**Work request**. Nothing is to be altered. Print each record in full.

-------

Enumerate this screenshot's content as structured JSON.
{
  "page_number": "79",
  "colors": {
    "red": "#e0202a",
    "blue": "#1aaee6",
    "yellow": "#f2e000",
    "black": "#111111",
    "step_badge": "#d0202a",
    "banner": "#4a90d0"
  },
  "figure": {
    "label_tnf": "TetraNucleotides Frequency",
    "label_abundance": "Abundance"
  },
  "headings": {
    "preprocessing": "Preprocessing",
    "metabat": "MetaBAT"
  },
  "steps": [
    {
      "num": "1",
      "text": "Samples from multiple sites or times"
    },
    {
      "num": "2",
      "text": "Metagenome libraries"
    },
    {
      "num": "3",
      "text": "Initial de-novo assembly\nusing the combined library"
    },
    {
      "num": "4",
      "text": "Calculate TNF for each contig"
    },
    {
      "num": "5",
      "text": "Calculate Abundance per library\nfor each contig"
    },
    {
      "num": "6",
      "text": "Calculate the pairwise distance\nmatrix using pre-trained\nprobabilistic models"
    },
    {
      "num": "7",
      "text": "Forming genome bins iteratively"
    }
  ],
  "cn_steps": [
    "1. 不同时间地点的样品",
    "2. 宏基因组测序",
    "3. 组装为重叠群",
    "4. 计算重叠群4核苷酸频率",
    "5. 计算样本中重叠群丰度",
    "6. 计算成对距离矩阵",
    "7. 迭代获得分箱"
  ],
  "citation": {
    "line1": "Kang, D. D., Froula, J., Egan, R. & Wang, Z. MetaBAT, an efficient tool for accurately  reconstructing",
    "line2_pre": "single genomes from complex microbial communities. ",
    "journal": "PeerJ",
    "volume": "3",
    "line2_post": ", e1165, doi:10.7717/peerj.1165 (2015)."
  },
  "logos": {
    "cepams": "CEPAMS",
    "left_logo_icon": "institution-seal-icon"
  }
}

-------

**Finished exercise**.
Enumerate this screenshot's content as structured JSON.
{
  "page_number": "79",
  "colors": {
    "red": "#e0202a",
    "blue": "#1aaee6",
    "yellow": "#f2e000",
    "black": "#111111",
    "step_badge": "#d0202a",
    "banner": "#4a90d0"
  },
  "figure": {
    "label_tnf": "TetraNucleotides Frequency",
    "label_abundance": "Abundance"
  },
  "headings": {
    "preprocessing": "Preprocessing",
    "metabat": "MetaBAT"
  },
  "steps": [
    {
      "num": "1",
      "text": "Samples from multiple sites or times"
    },
    {
      "num": "2",
      "text": "Metagenome libraries"
    },
    {
      "num": "3",
      "text": "Initial de-novo assembly\nusing the combined library"
    },
    {
      "num": "4",
      "text": "Calculate TNF for each contig"
    },
    {
      "num": "5",
      "text": "Calculate Abundance per library\nfor each contig"
    },
    {
      "num": "6",
      "text": "Calculate the pairwise distance\nmatrix using pre-trained\nprobabilistic models"
    },
    {
      "num": "7",
      "text": "Forming genome bins iteratively"
    }
  ],
  "cn_steps": [
    "1. 不同时间地点的样品",
    "2. 宏基因组测序",
    "3. 组装为重叠群",
    "4. 计算重叠群4核苷酸频率",
    "5. 计算样本中重叠群丰度",
    "6. 计算成对距离矩阵",
    "7. 迭代获得分箱"
  ],
  "citation": {
    "line1": "Kang, D. D., Froula, J., Egan, R. & Wang, Z. MetaBAT, an efficient tool for accurately  reconstructing",
    "line2_pre": "single genomes from complex microbial communities. ",
    "journal": "PeerJ",
    "volume": "3",
    "line2_post": ", e1165, doi:10.7717/peerj.1165 (2015)."
  },
  "logos": {
    "cepams": "CEPAMS",
    "left_logo_icon": "institution-seal-icon"
  }
}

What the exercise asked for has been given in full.